:: EXERCISE MATERIALS ::

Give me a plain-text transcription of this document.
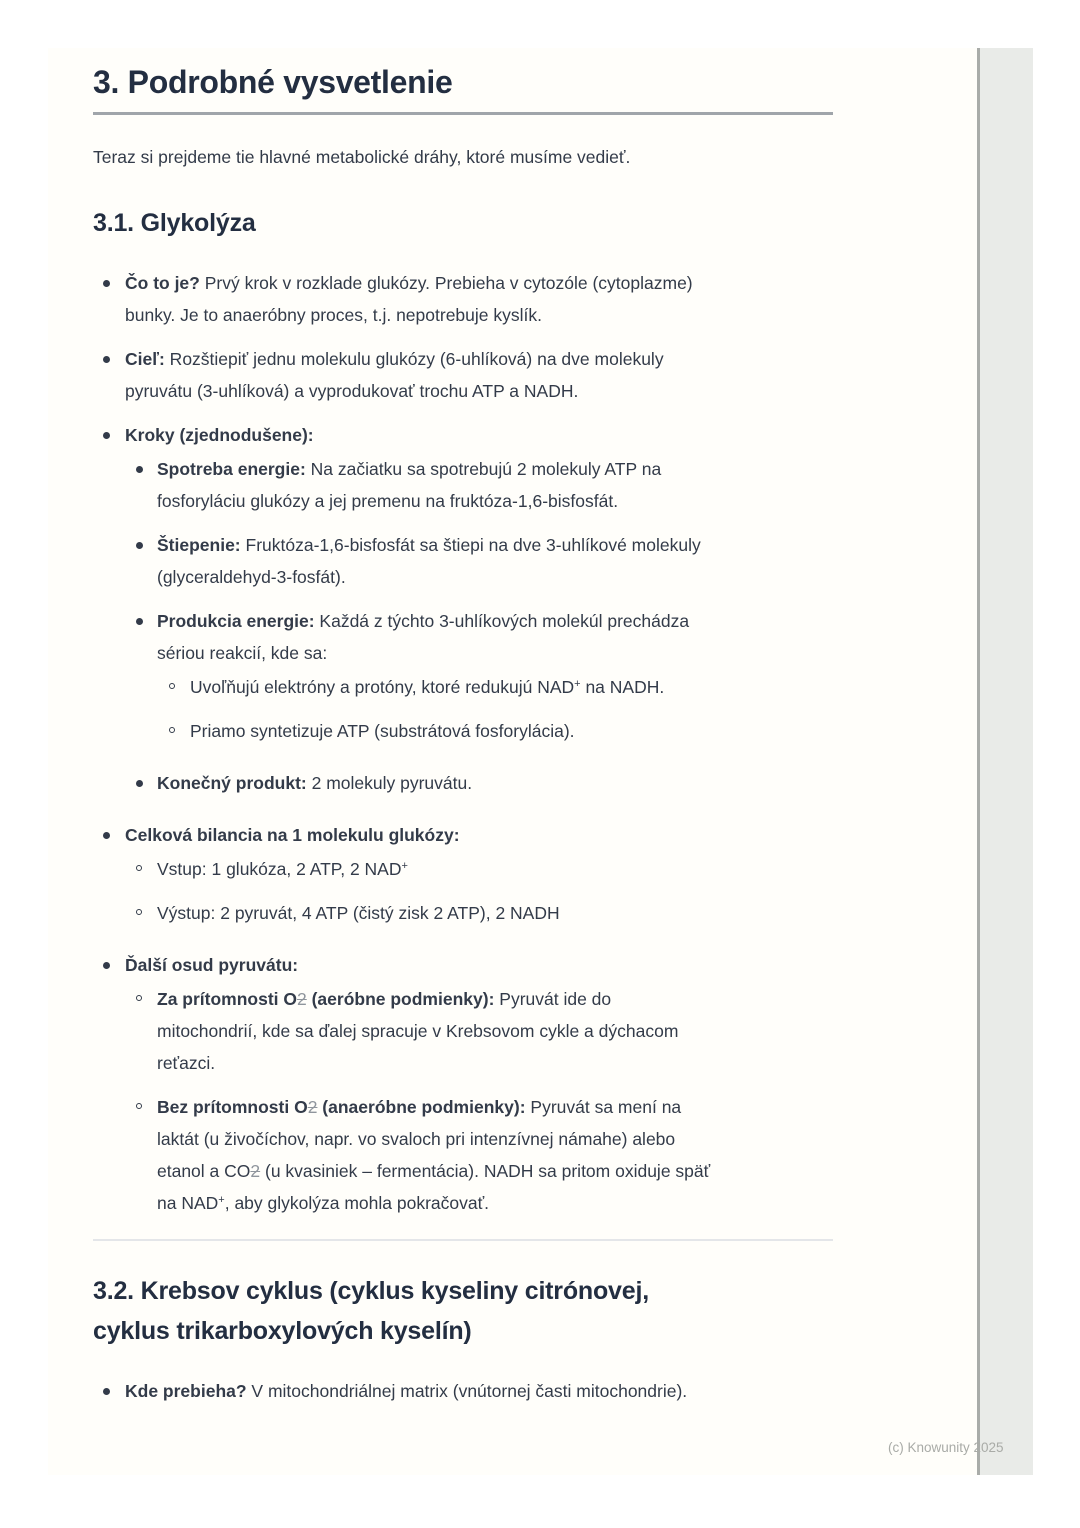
3. Podrobné vysvetlenie
Teraz si prejdeme tie hlavné metabolické dráhy, ktoré musíme vedieť.
3.1. Glykolýza
Čo to je? Prvý krok v rozklade glukózy. Prebieha v cytozóle (cytoplazme)
bunky. Je to anaeróbny proces, t.j. nepotrebuje kyslík.
Cieľ: Rozštiepiť jednu molekulu glukózy (6-uhlíková) na dve molekuly
pyruvátu (3-uhlíková) a vyprodukovať trochu ATP a NADH.
Kroky (zjednodušene):
Spotreba energie: Na začiatku sa spotrebujú 2 molekuly ATP na
fosforyláciu glukózy a jej premenu na fruktóza-1,6-bisfosfát.
Štiepenie: Fruktóza-1,6-bisfosfát sa štiepi na dve 3-uhlíkové molekuly
(glyceraldehyd-3-fosfát).
Produkcia energie: Každá z týchto 3-uhlíkových molekúl prechádza
sériou reakcií, kde sa:
Uvoľňujú elektróny a protóny, ktoré redukujú NAD+ na NADH.
Priamo syntetizuje ATP (substrátová fosforylácia).
Konečný produkt: 2 molekuly pyruvátu.
Celková bilancia na 1 molekulu glukózy:
Vstup: 1 glukóza, 2 ATP, 2 NAD+
Výstup: 2 pyruvát, 4 ATP (čistý zisk 2 ATP), 2 NADH
Ďalší osud pyruvátu:
Za prítomnosti O2 (aeróbne podmienky): Pyruvát ide do
mitochondrií, kde sa ďalej spracuje v Krebsovom cykle a dýchacom
reťazci.
Bez prítomnosti O2 (anaeróbne podmienky): Pyruvát sa mení na
laktát (u živočíchov, napr. vo svaloch pri intenzívnej námahe) alebo
etanol a CO2 (u kvasiniek – fermentácia). NADH sa pritom oxiduje späť
na NAD+, aby glykolýza mohla pokračovať.
3.2. Krebsov cyklus (cyklus kyseliny citrónovej,
cyklus trikarboxylových kyselín)
Kde prebieha? V mitochondriálnej matrix (vnútornej časti mitochondrie).
(c) Knowunity 2025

:::

Your task is to reproduce all of the material exactly. The pictures stay out.

## [WORKED SOLUTION]
Give me a plain-text transcription of this document.
3. Podrobné vysvetlenie
Teraz si prejdeme tie hlavné metabolické dráhy, ktoré musíme vedieť.
3.1. Glykolýza
Čo to je? Prvý krok v rozklade glukózy. Prebieha v cytozóle (cytoplazme)
bunky. Je to anaeróbny proces, t.j. nepotrebuje kyslík.
Cieľ: Rozštiepiť jednu molekulu glukózy (6-uhlíková) na dve molekuly
pyruvátu (3-uhlíková) a vyprodukovať trochu ATP a NADH.
Kroky (zjednodušene):
Spotreba energie: Na začiatku sa spotrebujú 2 molekuly ATP na
fosforyláciu glukózy a jej premenu na fruktóza-1,6-bisfosfát.
Štiepenie: Fruktóza-1,6-bisfosfát sa štiepi na dve 3-uhlíkové molekuly
(glyceraldehyd-3-fosfát).
Produkcia energie: Každá z týchto 3-uhlíkových molekúl prechádza
sériou reakcií, kde sa:
Uvoľňujú elektróny a protóny, ktoré redukujú NAD+ na NADH.
Priamo syntetizuje ATP (substrátová fosforylácia).
Konečný produkt: 2 molekuly pyruvátu.
Celková bilancia na 1 molekulu glukózy:
Vstup: 1 glukóza, 2 ATP, 2 NAD+
Výstup: 2 pyruvát, 4 ATP (čistý zisk 2 ATP), 2 NADH
Ďalší osud pyruvátu:
Za prítomnosti O2 (aeróbne podmienky): Pyruvát ide do
mitochondrií, kde sa ďalej spracuje v Krebsovom cykle a dýchacom
reťazci.
Bez prítomnosti O2 (anaeróbne podmienky): Pyruvát sa mení na
laktát (u živočíchov, napr. vo svaloch pri intenzívnej námahe) alebo
etanol a CO2 (u kvasiniek – fermentácia). NADH sa pritom oxiduje späť
na NAD+, aby glykolýza mohla pokračovať.
3.2. Krebsov cyklus (cyklus kyseliny citrónovej,
cyklus trikarboxylových kyselín)
Kde prebieha? V mitochondriálnej matrix (vnútornej časti mitochondrie).
(c) Knowunity 2025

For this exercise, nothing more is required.